--- Task prompt ---
Read the records and write them out again exactly.

------ Items ------

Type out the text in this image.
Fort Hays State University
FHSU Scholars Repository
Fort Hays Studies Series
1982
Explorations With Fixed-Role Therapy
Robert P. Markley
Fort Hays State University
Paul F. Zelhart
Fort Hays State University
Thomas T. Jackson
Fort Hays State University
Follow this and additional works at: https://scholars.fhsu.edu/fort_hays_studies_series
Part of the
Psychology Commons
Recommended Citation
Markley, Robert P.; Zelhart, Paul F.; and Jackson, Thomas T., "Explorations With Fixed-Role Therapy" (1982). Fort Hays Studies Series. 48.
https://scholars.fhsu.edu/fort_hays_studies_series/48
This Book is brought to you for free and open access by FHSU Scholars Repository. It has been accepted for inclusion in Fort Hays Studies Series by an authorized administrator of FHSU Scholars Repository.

------

--- Exercise solution ---
Type out the text in this image.
Fort Hays State University
FHSU Scholars Repository
Fort Hays Studies Series
1982
Explorations With Fixed-Role Therapy
Robert P. Markley
Fort Hays State University
Paul F. Zelhart
Fort Hays State University
Thomas T. Jackson
Fort Hays State University
Follow this and additional works at: https://scholars.fhsu.edu/fort_hays_studies_series
Part of the
Psychology Commons
Recommended Citation
Markley, Robert P.; Zelhart, Paul F.; and Jackson, Thomas T., "Explorations With Fixed-Role Therapy" (1982). Fort Hays Studies Series. 48.
https://scholars.fhsu.edu/fort_hays_studies_series/48
This Book is brought to you for free and open access by FHSU Scholars Repository. It has been accepted for inclusion in Fort Hays Studies Series by an authorized administrator of FHSU Scholars Repository.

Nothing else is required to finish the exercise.